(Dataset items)
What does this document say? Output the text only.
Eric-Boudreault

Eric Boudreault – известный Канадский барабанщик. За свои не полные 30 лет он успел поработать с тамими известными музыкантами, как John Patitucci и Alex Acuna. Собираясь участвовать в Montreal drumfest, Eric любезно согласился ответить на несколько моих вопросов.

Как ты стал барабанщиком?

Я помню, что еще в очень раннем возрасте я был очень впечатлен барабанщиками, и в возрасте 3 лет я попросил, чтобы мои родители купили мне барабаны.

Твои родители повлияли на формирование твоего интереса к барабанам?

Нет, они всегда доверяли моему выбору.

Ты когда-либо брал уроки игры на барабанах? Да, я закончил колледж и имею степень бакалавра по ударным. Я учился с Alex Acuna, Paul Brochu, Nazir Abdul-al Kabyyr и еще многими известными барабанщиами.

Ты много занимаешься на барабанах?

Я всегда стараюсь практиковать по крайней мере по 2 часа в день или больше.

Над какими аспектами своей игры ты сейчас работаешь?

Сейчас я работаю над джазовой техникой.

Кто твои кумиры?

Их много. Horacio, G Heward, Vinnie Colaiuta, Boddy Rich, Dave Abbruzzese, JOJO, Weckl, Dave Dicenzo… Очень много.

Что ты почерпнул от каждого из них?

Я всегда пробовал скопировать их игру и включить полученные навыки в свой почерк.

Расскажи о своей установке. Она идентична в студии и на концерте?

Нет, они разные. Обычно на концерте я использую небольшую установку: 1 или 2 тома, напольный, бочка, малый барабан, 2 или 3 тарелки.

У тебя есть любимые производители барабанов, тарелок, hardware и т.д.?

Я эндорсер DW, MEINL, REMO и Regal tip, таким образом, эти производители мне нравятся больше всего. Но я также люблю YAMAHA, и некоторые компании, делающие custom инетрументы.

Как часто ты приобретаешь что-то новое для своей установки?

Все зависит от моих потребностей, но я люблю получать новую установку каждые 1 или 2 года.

Problem details -
Write down every line of the data above that includes the string "Boudreault".

Solution -
Eric-Boudreault
Eric Boudreault – известный Канадский барабанщик. За свои не полные 30 лет он успел поработать с тамими известными музыкантами, как John Patitucci и Alex Acuna. Собираясь участвовать в Montreal drumfest, Eric любезно согласился ответить на несколько моих вопросов.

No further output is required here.